╭─ STORED ROWS

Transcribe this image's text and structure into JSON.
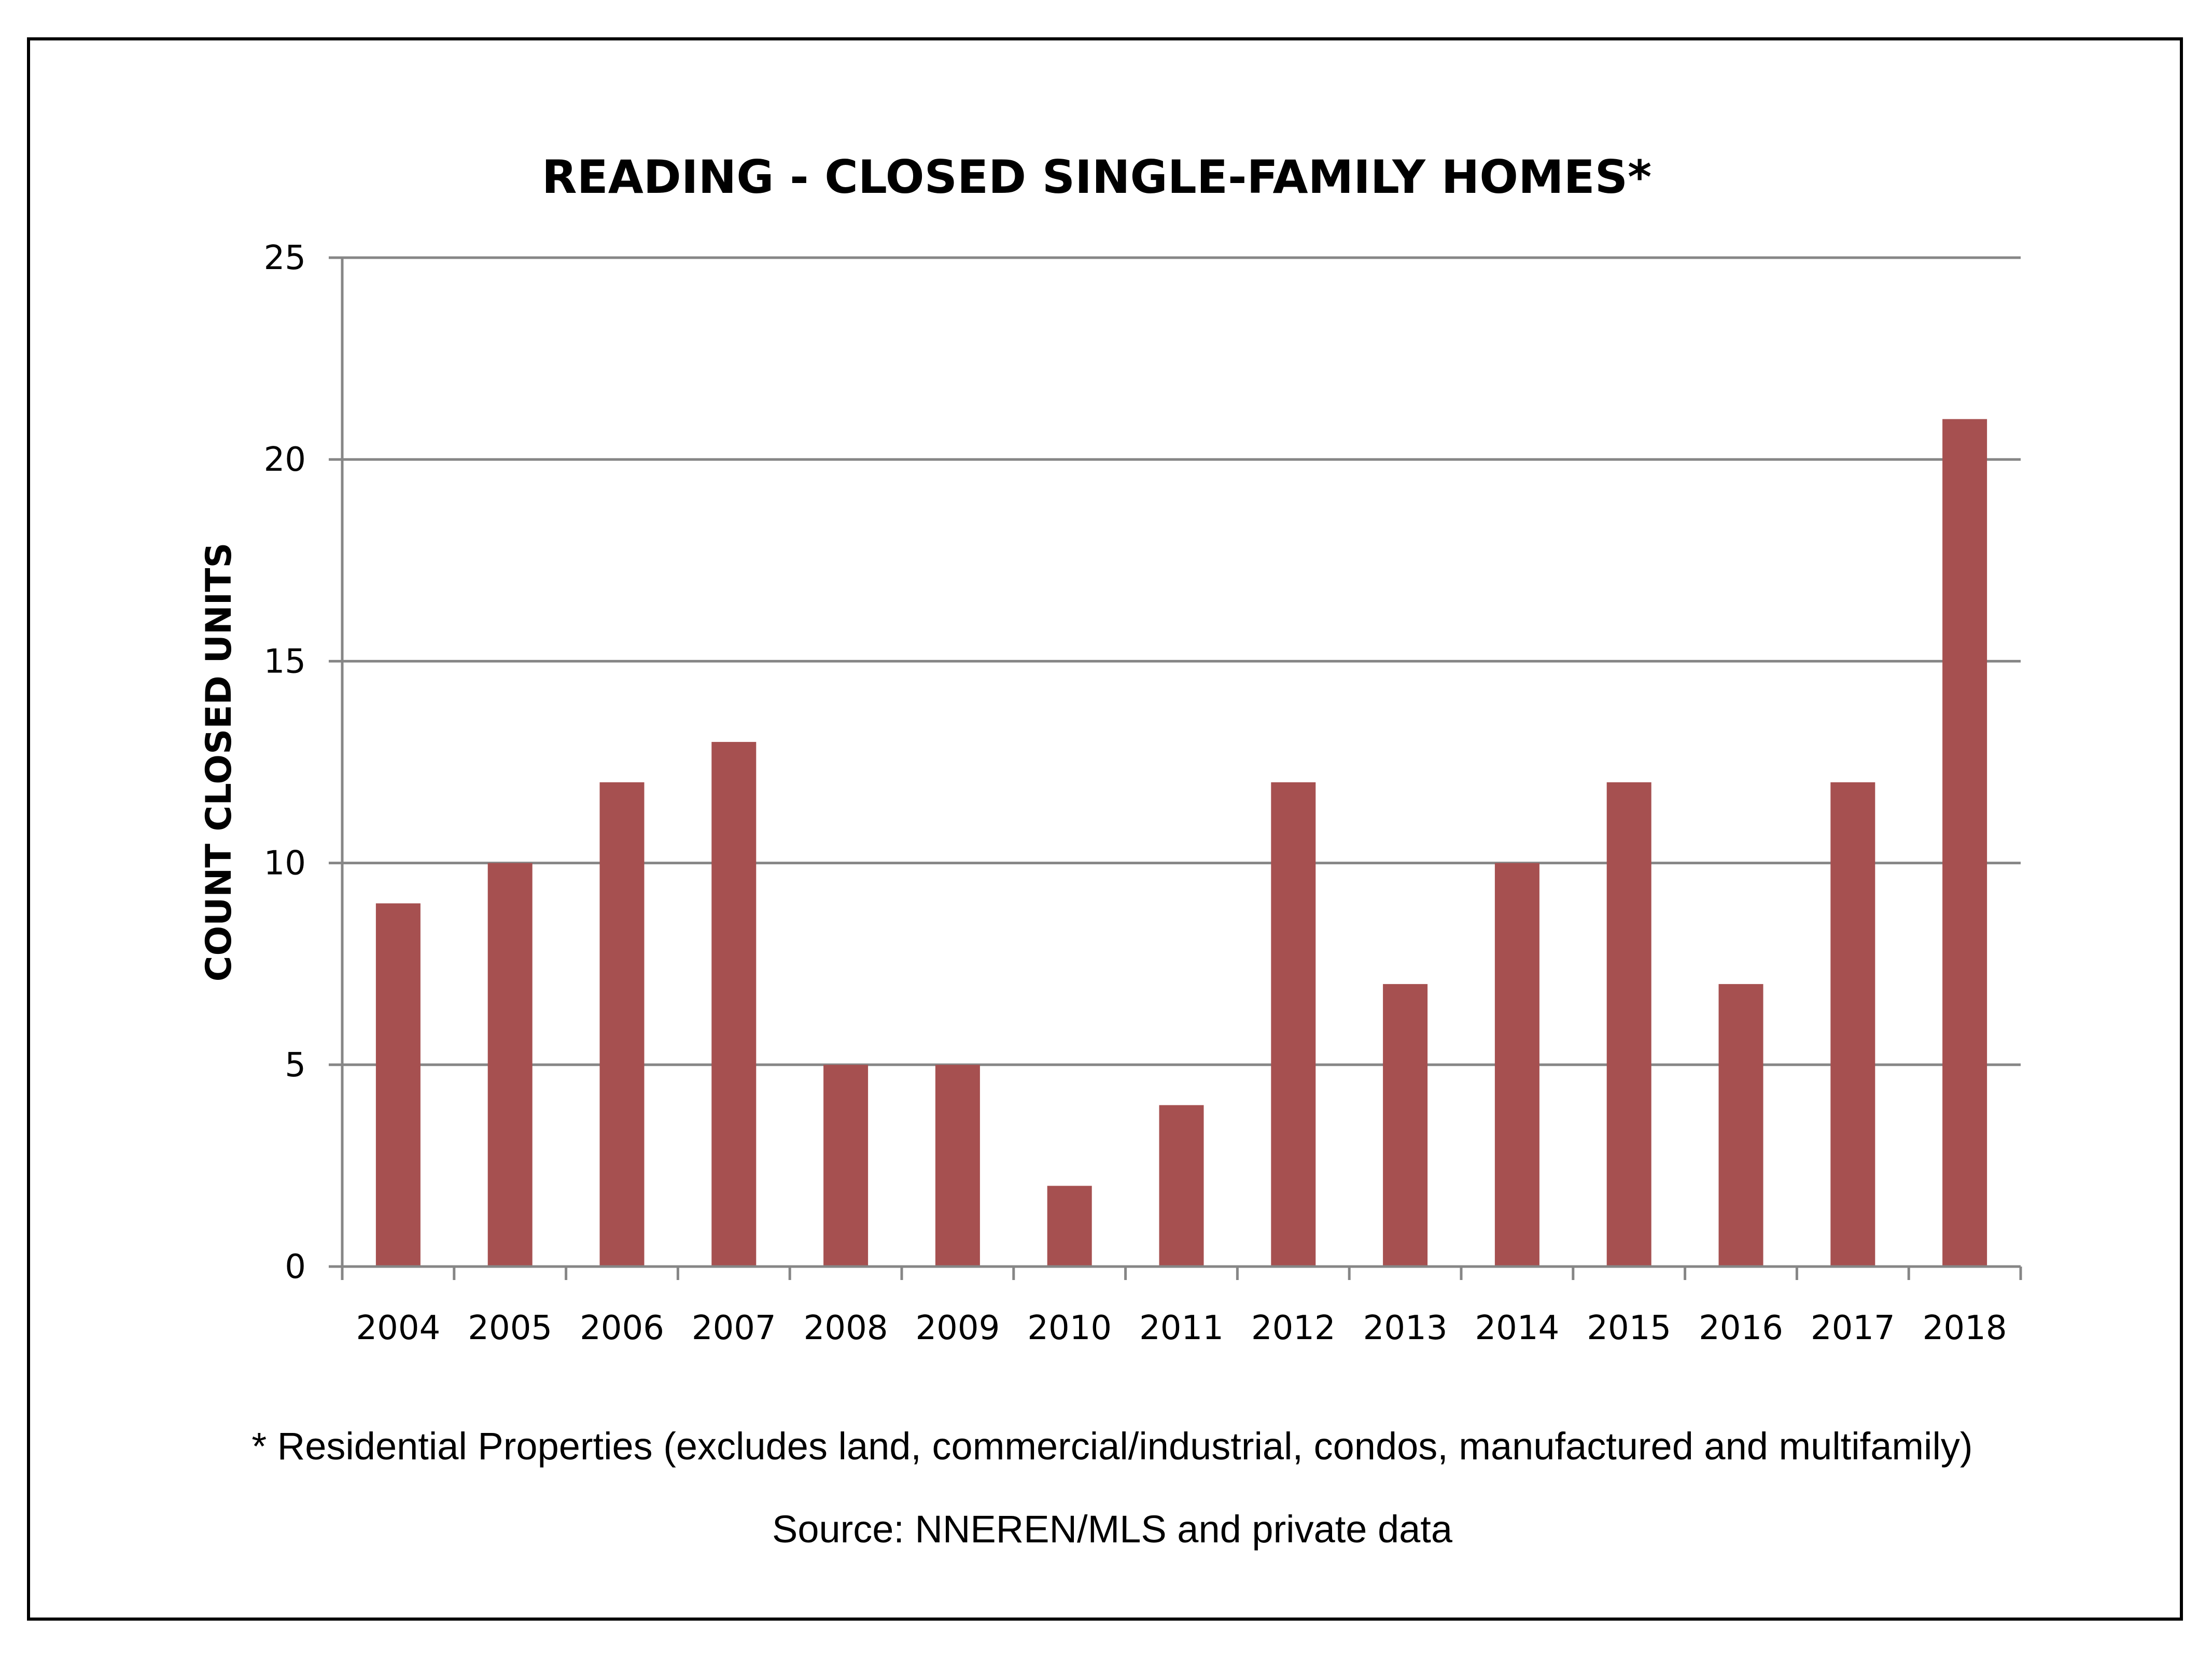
{
  "chart_data": {
    "type": "bar",
    "title": "READING - CLOSED SINGLE-FAMILY HOMES*",
    "xlabel": "",
    "ylabel": "COUNT CLOSED UNITS",
    "categories": [
      "2004",
      "2005",
      "2006",
      "2007",
      "2008",
      "2009",
      "2010",
      "2011",
      "2012",
      "2013",
      "2014",
      "2015",
      "2016",
      "2017",
      "2018"
    ],
    "values": [
      9,
      10,
      12,
      13,
      5,
      5,
      2,
      4,
      12,
      7,
      10,
      12,
      7,
      12,
      21
    ],
    "ylim": [
      0,
      25
    ],
    "yticks": [
      "0",
      "5",
      "10",
      "15",
      "20",
      "25"
    ],
    "grid": true,
    "bar_color": "#A65050",
    "legend": "none"
  },
  "footnote": "* Residential Properties (excludes land, commercial/industrial, condos, manufactured and multifamily)",
  "source": "Source: NNEREN/MLS and private data"
}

╰─

- PROBLEM: The entries above should be reproduced exactly, without their pictures.

- SOLUTION BELOW:
Transcribe this image's text and structure into JSON.
{
  "chart_data": {
    "type": "bar",
    "title": "READING - CLOSED SINGLE-FAMILY HOMES*",
    "xlabel": "",
    "ylabel": "COUNT CLOSED UNITS",
    "categories": [
      "2004",
      "2005",
      "2006",
      "2007",
      "2008",
      "2009",
      "2010",
      "2011",
      "2012",
      "2013",
      "2014",
      "2015",
      "2016",
      "2017",
      "2018"
    ],
    "values": [
      9,
      10,
      12,
      13,
      5,
      5,
      2,
      4,
      12,
      7,
      10,
      12,
      7,
      12,
      21
    ],
    "ylim": [
      0,
      25
    ],
    "yticks": [
      "0",
      "5",
      "10",
      "15",
      "20",
      "25"
    ],
    "grid": true,
    "bar_color": "#A65050",
    "legend": "none"
  },
  "footnote": "* Residential Properties (excludes land, commercial/industrial, condos, manufactured and multifamily)",
  "source": "Source: NNEREN/MLS and private data"
}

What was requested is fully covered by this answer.